- [GIVEN PROBLEM]
Print out the material that follows word for word.

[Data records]

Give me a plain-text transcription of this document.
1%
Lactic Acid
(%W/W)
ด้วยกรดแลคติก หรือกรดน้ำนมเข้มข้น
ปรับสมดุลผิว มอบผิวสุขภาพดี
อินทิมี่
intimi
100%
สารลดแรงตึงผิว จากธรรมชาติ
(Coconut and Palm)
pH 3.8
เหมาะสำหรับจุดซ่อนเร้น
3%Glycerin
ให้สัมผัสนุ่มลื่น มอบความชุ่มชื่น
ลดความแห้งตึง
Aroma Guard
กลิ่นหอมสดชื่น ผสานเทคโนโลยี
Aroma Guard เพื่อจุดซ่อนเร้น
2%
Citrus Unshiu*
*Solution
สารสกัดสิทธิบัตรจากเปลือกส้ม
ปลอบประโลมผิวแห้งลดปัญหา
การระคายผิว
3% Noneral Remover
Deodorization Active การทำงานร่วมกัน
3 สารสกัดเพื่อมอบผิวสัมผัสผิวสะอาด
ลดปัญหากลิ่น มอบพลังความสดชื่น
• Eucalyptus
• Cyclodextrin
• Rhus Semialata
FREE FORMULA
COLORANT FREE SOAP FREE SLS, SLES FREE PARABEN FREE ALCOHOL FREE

- [TASK SOLUTION]
Give me a plain-text transcription of this document.
1%
Lactic Acid
(%W/W)
ด้วยกรดแลคติก หรือกรดน้ำนมเข้มข้น
ปรับสมดุลผิว มอบผิวสุขภาพดี
อินทิมี่
intimi
100%
สารลดแรงตึงผิว จากธรรมชาติ
(Coconut and Palm)
pH 3.8
เหมาะสำหรับจุดซ่อนเร้น
3%Glycerin
ให้สัมผัสนุ่มลื่น มอบความชุ่มชื่น
ลดความแห้งตึง
Aroma Guard
กลิ่นหอมสดชื่น ผสานเทคโนโลยี
Aroma Guard เพื่อจุดซ่อนเร้น
2%
Citrus Unshiu*
*Solution
สารสกัดสิทธิบัตรจากเปลือกส้ม
ปลอบประโลมผิวแห้งลดปัญหา
การระคายผิว
3% Noneral Remover
Deodorization Active การทำงานร่วมกัน
3 สารสกัดเพื่อมอบผิวสัมผัสผิวสะอาด
ลดปัญหากลิ่น มอบพลังความสดชื่น
• Eucalyptus
• Cyclodextrin
• Rhus Semialata
FREE FORMULA
COLORANT FREE SOAP FREE SLS, SLES FREE PARABEN FREE ALCOHOL FREE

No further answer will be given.